● **PROMPT**
State only the count of lines in the listing below that hold "Byte".
>> start INFORMATION SHOWN
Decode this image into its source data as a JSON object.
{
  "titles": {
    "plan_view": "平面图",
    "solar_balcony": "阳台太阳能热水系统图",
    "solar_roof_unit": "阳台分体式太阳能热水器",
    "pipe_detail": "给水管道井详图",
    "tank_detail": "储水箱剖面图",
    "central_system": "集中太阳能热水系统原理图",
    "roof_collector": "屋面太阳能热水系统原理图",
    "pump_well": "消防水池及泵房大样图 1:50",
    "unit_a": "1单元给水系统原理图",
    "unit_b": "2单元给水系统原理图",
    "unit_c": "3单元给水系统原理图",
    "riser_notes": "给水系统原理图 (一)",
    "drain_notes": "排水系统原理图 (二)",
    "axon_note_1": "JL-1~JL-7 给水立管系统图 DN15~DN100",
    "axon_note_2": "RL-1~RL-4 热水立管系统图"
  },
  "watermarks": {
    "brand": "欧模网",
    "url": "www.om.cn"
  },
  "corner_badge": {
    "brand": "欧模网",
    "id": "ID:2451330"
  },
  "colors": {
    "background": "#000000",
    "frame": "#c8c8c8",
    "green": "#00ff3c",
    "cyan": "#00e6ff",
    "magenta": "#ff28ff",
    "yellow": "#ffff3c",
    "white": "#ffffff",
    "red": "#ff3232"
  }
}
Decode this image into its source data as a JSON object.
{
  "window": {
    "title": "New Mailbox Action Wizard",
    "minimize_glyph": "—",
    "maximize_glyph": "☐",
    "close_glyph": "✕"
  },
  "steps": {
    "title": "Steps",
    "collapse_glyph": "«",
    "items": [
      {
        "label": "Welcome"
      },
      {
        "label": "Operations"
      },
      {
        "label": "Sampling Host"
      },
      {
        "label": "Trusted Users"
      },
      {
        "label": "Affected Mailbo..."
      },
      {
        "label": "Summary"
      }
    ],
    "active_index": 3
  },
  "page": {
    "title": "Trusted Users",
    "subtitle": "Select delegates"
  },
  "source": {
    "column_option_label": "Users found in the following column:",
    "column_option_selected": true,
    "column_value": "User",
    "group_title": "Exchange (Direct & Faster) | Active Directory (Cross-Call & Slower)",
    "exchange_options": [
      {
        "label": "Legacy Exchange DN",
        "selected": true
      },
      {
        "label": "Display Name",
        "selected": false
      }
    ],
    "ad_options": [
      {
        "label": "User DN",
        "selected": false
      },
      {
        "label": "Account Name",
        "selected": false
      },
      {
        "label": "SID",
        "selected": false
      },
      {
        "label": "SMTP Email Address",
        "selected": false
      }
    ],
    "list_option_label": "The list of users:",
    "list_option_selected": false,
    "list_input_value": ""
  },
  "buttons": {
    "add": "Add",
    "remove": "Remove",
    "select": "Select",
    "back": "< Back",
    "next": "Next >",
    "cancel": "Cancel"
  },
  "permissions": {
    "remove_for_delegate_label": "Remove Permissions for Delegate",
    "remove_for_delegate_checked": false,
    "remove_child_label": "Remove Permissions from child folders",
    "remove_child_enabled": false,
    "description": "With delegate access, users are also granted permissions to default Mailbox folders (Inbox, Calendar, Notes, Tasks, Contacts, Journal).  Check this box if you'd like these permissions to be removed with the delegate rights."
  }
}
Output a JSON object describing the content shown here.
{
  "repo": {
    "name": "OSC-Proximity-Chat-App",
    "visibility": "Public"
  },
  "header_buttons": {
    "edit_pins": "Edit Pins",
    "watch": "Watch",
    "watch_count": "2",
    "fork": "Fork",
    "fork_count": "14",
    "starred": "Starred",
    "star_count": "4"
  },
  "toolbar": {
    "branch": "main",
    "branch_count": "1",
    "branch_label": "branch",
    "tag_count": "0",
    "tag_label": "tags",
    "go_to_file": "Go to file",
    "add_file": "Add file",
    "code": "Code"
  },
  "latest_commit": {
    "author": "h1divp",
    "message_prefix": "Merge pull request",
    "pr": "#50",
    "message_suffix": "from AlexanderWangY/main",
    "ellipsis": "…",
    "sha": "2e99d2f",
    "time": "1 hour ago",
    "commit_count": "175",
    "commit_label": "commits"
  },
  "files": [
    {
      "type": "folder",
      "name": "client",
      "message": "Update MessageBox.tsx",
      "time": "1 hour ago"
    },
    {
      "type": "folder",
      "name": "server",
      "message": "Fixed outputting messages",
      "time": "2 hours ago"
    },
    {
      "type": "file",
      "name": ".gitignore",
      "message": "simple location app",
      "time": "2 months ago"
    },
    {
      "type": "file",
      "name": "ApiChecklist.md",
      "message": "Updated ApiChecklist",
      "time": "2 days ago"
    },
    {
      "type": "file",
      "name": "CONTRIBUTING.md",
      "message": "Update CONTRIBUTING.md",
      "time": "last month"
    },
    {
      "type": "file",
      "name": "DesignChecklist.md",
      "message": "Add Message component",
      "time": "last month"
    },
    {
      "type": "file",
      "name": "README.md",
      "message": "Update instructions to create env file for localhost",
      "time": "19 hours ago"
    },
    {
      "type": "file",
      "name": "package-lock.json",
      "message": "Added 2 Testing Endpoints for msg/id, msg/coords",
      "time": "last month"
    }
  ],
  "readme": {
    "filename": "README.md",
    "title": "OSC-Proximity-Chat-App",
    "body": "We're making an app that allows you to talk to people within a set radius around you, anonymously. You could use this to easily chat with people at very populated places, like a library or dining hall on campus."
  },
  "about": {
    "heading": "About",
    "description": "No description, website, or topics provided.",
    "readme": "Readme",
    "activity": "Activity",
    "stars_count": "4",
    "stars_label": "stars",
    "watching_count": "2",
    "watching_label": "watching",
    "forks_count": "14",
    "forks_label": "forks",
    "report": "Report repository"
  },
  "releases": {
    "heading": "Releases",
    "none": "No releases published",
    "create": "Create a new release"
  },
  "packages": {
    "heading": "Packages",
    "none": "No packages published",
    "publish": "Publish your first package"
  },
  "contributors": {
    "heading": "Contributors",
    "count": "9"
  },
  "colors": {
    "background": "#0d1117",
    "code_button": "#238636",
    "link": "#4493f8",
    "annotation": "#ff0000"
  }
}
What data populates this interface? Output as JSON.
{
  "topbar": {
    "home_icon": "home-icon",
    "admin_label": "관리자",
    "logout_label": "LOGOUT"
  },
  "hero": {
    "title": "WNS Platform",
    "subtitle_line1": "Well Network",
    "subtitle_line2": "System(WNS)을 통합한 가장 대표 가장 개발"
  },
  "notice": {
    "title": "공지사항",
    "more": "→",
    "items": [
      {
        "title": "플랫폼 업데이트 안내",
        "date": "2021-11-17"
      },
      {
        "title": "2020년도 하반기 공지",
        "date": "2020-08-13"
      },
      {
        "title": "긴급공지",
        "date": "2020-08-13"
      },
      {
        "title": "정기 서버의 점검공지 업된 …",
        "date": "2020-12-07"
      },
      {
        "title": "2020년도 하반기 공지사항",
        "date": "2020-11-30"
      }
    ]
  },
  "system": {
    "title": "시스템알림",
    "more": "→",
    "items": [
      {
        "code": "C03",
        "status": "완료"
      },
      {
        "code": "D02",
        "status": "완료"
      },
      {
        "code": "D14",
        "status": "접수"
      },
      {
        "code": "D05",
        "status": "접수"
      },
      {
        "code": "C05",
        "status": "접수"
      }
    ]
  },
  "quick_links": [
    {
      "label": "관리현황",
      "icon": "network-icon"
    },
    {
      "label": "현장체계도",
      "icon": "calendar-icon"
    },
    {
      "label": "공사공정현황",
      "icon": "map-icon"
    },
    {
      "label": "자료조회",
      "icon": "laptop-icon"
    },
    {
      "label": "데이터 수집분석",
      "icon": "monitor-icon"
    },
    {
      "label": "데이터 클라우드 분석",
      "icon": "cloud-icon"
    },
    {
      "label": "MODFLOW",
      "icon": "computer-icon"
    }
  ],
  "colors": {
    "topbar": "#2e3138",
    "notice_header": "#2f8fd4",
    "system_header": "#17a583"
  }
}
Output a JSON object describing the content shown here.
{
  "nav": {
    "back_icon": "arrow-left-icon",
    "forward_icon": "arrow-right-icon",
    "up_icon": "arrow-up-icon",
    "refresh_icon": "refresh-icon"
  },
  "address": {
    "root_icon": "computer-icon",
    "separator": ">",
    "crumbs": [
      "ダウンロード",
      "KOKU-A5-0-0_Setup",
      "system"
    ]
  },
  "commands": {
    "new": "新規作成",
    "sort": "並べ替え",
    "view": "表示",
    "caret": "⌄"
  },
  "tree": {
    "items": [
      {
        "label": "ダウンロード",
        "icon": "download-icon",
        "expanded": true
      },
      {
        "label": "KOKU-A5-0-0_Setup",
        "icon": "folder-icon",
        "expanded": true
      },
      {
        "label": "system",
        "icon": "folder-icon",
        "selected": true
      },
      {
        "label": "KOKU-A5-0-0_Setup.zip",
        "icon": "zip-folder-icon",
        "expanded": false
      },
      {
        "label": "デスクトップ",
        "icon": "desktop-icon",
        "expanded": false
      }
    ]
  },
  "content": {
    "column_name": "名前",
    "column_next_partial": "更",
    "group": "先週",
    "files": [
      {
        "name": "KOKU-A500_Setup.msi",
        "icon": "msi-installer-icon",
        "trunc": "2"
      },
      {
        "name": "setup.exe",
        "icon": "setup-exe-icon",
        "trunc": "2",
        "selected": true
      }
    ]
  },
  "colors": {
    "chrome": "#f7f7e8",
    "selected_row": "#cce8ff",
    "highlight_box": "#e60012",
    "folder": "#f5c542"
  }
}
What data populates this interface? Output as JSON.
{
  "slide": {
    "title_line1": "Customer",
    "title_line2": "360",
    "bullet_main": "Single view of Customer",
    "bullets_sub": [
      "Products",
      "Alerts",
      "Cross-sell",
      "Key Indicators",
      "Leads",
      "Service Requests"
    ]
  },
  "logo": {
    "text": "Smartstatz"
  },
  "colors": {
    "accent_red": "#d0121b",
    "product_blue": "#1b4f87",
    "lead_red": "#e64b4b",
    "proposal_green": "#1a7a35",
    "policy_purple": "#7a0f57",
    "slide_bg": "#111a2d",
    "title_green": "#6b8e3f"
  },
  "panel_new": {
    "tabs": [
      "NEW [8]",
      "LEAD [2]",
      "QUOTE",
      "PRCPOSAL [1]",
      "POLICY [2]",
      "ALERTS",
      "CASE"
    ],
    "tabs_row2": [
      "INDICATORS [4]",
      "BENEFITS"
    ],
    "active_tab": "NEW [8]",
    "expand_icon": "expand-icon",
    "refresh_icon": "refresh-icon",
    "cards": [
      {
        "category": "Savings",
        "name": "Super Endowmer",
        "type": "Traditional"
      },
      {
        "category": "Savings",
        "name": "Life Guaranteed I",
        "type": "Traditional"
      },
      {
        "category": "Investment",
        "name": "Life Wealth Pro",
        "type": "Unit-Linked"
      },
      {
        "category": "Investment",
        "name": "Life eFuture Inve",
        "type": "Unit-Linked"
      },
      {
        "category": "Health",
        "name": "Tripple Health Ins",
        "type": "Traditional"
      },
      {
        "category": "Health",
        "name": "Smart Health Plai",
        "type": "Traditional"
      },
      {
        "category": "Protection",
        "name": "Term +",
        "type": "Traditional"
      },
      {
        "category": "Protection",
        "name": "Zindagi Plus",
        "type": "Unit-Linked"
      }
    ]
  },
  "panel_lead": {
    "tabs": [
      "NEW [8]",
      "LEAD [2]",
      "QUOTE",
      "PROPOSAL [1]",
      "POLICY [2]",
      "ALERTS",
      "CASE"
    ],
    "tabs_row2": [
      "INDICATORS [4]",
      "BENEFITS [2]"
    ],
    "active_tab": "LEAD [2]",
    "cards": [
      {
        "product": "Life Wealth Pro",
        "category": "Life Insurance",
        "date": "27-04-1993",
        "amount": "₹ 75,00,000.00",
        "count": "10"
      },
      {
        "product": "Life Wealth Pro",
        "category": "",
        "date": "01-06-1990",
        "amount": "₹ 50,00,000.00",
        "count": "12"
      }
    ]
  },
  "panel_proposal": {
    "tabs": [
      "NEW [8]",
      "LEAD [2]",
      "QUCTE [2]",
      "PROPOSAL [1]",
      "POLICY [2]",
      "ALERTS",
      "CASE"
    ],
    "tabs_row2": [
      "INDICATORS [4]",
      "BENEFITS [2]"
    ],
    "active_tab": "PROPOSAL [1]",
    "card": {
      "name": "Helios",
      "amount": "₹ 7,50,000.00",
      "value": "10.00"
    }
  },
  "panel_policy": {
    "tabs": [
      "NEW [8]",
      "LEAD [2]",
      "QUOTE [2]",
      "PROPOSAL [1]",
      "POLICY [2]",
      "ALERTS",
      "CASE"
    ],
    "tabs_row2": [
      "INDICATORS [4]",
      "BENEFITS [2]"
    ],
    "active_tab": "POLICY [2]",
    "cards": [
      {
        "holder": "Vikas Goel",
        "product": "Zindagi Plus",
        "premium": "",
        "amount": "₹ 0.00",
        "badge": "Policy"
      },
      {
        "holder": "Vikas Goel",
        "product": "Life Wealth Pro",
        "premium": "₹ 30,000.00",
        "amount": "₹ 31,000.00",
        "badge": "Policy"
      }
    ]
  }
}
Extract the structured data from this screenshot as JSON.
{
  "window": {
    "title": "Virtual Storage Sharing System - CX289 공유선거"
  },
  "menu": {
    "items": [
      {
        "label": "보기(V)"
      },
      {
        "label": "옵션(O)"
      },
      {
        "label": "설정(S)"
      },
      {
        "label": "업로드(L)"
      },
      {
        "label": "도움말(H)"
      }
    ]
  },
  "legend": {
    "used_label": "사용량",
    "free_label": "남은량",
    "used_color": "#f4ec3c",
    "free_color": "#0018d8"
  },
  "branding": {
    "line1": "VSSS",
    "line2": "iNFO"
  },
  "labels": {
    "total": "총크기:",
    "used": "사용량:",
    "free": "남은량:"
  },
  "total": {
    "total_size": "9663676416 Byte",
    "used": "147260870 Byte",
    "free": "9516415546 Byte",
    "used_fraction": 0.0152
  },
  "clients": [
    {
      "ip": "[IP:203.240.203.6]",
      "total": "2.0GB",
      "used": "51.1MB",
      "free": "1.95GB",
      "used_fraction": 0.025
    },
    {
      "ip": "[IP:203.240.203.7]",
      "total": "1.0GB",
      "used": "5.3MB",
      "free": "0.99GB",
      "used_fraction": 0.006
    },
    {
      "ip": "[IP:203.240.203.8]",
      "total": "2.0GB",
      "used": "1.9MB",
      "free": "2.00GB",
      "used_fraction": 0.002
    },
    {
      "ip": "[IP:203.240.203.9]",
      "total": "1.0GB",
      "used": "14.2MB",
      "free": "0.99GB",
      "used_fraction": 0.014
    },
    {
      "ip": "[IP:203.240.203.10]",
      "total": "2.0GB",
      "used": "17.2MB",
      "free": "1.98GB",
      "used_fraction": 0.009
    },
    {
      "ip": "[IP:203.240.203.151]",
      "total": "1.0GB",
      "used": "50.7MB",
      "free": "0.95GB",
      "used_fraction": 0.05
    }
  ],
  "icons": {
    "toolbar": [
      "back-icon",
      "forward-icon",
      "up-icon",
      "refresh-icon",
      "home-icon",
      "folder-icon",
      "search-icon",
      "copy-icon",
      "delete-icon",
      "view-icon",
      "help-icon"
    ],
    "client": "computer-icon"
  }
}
>> end INFORMATION SHOWN
● **TASK SOLUTION**
3